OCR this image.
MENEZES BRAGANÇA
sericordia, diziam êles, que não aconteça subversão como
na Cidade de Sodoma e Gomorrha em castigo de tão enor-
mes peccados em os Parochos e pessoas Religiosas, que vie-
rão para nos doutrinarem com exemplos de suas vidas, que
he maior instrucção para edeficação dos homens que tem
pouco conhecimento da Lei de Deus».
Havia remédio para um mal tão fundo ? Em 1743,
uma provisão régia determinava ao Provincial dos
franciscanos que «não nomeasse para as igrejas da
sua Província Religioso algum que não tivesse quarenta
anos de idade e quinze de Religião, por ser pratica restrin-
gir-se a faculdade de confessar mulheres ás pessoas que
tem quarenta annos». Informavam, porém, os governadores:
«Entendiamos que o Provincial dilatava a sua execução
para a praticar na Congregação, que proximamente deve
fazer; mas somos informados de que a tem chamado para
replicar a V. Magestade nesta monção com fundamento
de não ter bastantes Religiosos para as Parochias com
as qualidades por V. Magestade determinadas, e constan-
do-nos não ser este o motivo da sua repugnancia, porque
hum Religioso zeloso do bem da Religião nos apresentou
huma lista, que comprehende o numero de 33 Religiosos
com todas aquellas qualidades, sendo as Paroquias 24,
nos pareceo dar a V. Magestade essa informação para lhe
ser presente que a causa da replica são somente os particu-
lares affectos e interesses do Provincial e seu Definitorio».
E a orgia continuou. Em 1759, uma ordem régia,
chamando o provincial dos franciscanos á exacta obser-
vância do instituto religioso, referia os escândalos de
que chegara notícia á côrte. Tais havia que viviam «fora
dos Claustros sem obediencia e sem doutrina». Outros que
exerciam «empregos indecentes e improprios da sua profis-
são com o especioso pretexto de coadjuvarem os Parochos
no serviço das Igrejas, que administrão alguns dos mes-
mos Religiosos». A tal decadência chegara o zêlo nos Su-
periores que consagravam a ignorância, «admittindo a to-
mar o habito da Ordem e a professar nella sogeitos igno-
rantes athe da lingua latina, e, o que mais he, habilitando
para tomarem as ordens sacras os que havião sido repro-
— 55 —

◆ **GOAL**
Transcribe all of the lines in the records precisely.

◆ **TASK ANSWER**
OCR this image.
MENEZES BRAGANÇA
sericordia, diziam êles, que não aconteça subversão como
na Cidade de Sodoma e Gomorrha em castigo de tão enor-
mes peccados em os Parochos e pessoas Religiosas, que vie-
rão para nos doutrinarem com exemplos de suas vidas, que
he maior instrucção para edeficação dos homens que tem
pouco conhecimento da Lei de Deus».
Havia remédio para um mal tão fundo ? Em 1743,
uma provisão régia determinava ao Provincial dos
franciscanos que «não nomeasse para as igrejas da
sua Província Religioso algum que não tivesse quarenta
anos de idade e quinze de Religião, por ser pratica restrin-
gir-se a faculdade de confessar mulheres ás pessoas que
tem quarenta annos». Informavam, porém, os governadores:
«Entendiamos que o Provincial dilatava a sua execução
para a praticar na Congregação, que proximamente deve
fazer; mas somos informados de que a tem chamado para
replicar a V. Magestade nesta monção com fundamento
de não ter bastantes Religiosos para as Parochias com
as qualidades por V. Magestade determinadas, e constan-
do-nos não ser este o motivo da sua repugnancia, porque
hum Religioso zeloso do bem da Religião nos apresentou
huma lista, que comprehende o numero de 33 Religiosos
com todas aquellas qualidades, sendo as Paroquias 24,
nos pareceo dar a V. Magestade essa informação para lhe
ser presente que a causa da replica são somente os particu-
lares affectos e interesses do Provincial e seu Definitorio».
E a orgia continuou. Em 1759, uma ordem régia,
chamando o provincial dos franciscanos á exacta obser-
vância do instituto religioso, referia os escândalos de
que chegara notícia á côrte. Tais havia que viviam «fora
dos Claustros sem obediencia e sem doutrina». Outros que
exerciam «empregos indecentes e improprios da sua profis-
são com o especioso pretexto de coadjuvarem os Parochos
no serviço das Igrejas, que administrão alguns dos mes-
mos Religiosos». A tal decadência chegara o zêlo nos Su-
periores que consagravam a ignorância, «admittindo a to-
mar o habito da Ordem e a professar nella sogeitos igno-
rantes athe da lingua latina, e, o que mais he, habilitando
para tomarem as ordens sacras os que havião sido repro-
— 55 —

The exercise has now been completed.